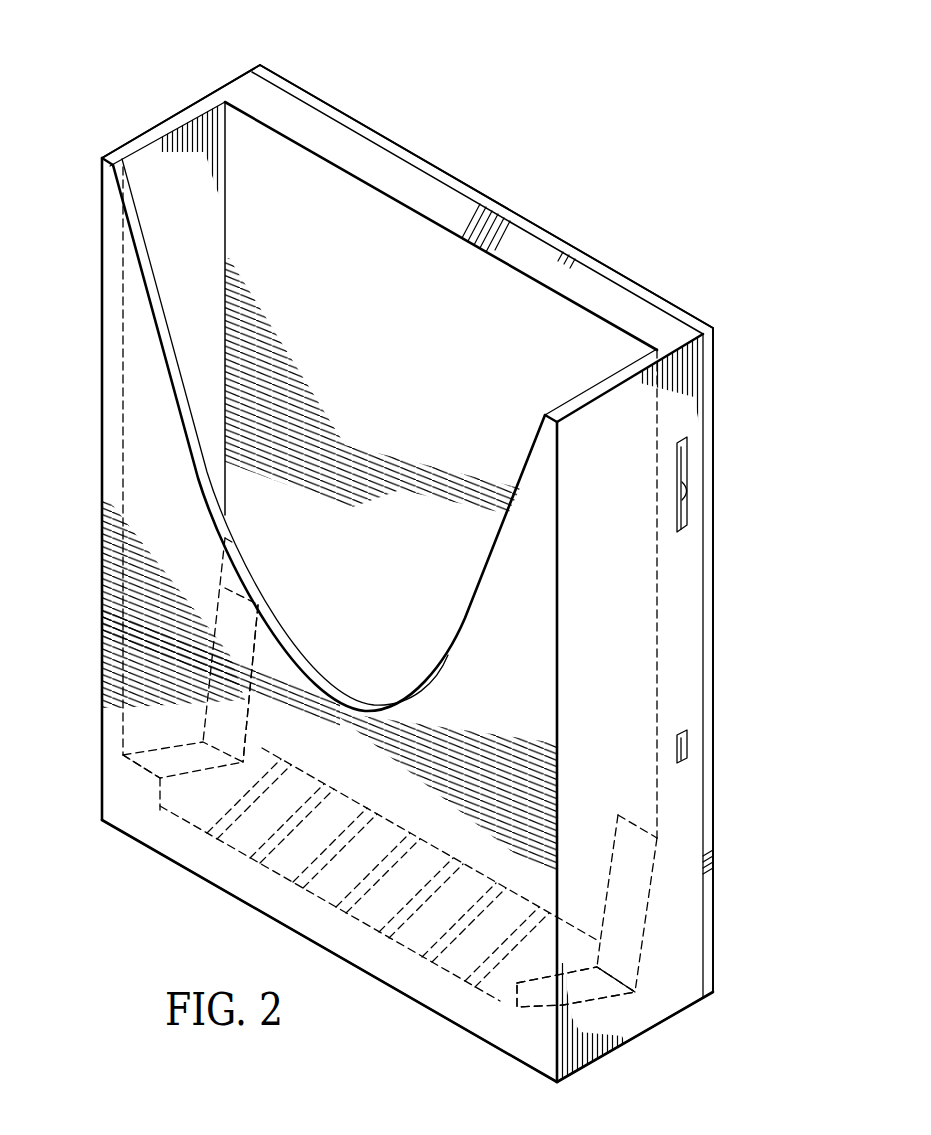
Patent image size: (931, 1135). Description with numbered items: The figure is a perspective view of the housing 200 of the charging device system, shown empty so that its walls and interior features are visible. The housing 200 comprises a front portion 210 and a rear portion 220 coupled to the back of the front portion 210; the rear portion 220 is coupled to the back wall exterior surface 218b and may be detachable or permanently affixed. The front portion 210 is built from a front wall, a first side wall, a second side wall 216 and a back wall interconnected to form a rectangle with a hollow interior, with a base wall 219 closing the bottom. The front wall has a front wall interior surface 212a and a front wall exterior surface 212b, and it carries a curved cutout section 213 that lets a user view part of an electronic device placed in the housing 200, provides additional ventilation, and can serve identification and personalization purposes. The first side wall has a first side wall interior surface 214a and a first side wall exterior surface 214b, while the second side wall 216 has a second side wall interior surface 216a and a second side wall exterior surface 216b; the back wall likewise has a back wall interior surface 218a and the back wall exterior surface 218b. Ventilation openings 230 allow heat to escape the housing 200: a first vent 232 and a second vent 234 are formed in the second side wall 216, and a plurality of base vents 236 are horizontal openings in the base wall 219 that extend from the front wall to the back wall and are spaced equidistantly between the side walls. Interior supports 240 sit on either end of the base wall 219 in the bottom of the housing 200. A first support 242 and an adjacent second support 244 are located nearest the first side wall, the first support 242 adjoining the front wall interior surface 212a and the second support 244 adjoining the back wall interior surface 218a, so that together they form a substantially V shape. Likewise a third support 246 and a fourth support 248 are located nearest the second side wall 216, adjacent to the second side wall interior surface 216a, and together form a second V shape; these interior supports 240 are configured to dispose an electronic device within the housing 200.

The housing 200 is at (424, 119).
The front portion 210 is at (110, 324).
The front wall interior surface 212a is at (170, 340).
The front wall exterior surface 212b is at (110, 440).
The cutout section 213 is at (242, 577).
The first side wall interior surface 214a is at (143, 160).
The first side wall exterior surface 214b is at (182, 108).
The second side wall 216 is at (700, 668).
The second side wall interior surface 216a is at (627, 367).
The second side wall exterior surface 216b is at (697, 568).
The back wall interior surface 218a is at (447, 253).
The back wall exterior surface 218b is at (310, 97).
The base wall 219 is at (528, 1056).
The rear portion 220 is at (718, 386).
The ventilation openings 230 is at (688, 466).
The first vent 232 is at (688, 502).
The second vent 234 is at (690, 746).
The base vents 236 is at (422, 964).
The interior supports 240 is at (193, 800).
The first support 242 is at (155, 778).
The second support 244 is at (278, 640).
The third support 246 is at (600, 990).
The fourth support 248 is at (633, 908).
──────────────────────────────
Instruction
Put all the lines above into a numbered list, omitting the blank line and the picture.

Answer in full
1. Patent image size: (931, 1135). Description with numbered items: The figure is a perspective view of the housing 200 of the charging device system, shown empty so that its walls and interior features are visible. The housing 200 comprises a front portion 210 and a rear portion 220 coupled to the back of the front portion 210; the rear portion 220 is coupled to the back wall exterior surface 218b and may be detachable or permanently affixed. The front portion 210 is built from a front wall, a first side wall, a second side wall 216 and a back wall interconnected to form a rectangle with a hollow interior, with a base wall 219 closing the bottom. The front wall has a front wall interior surface 212a and a front wall exterior surface 212b, and it carries a curved cutout section 213 that lets a user view part of an electronic device placed in the housing 200, provides additional ventilation, and can serve identification and personalization purposes. The first side wall has a first side wall interior surface 214a and a first side wall exterior surface 214b, while the second side wall 216 has a second side wall interior surface 216a and a second side wall exterior surface 216b; the back wall likewise has a back wall interior surface 218a and the back wall exterior surface 218b. Ventilation openings 230 allow heat to escape the housing 200: a first vent 232 and a second vent 234 are formed in the second side wall 216, and a plurality of base vents 236 are horizontal openings in the base wall 219 that extend from the front wall to the back wall and are spaced equidistantly between the side walls. Interior supports 240 sit on either end of the base wall 219 in the bottom of the housing 200. A first support 242 and an adjacent second support 244 are located nearest the first side wall, the first support 242 adjoining the front wall interior surface 212a and the second support 244 adjoining the back wall interior surface 218a, so that together they form a substantially V shape. Likewise a third support 246 and a fourth support 248 are located nearest the second side wall 216, adjacent to the second side wall interior surface 216a, and together form a second V shape; these interior supports 240 are configured to dispose an electronic device within the housing 200.
2. The housing 200 is at (424, 119).
3. The front portion 210 is at (110, 324).
4. The front wall interior surface 212a is at (170, 340).
5. The front wall exterior surface 212b is at (110, 440).
6. The cutout section 213 is at (242, 577).
7. The first side wall interior surface 214a is at (143, 160).
8. The first side wall exterior surface 214b is at (182, 108).
9. The second side wall 216 is at (700, 668).
10. The second side wall interior surface 216a is at (627, 367).
11. The second side wall exterior surface 216b is at (697, 568).
12. The back wall interior surface 218a is at (447, 253).
13. The back wall exterior surface 218b is at (310, 97).
14. The base wall 219 is at (528, 1056).
15. The rear portion 220 is at (718, 386).
16. The ventilation openings 230 is at (688, 466).
17. The first vent 232 is at (688, 502).
18. The second vent 234 is at (690, 746).
19. The base vents 236 is at (422, 964).
20. The interior supports 240 is at (193, 800).
21. The first support 242 is at (155, 778).
22. The second support 244 is at (278, 640).
23. The third support 246 is at (600, 990).
24. The fourth support 248 is at (633, 908).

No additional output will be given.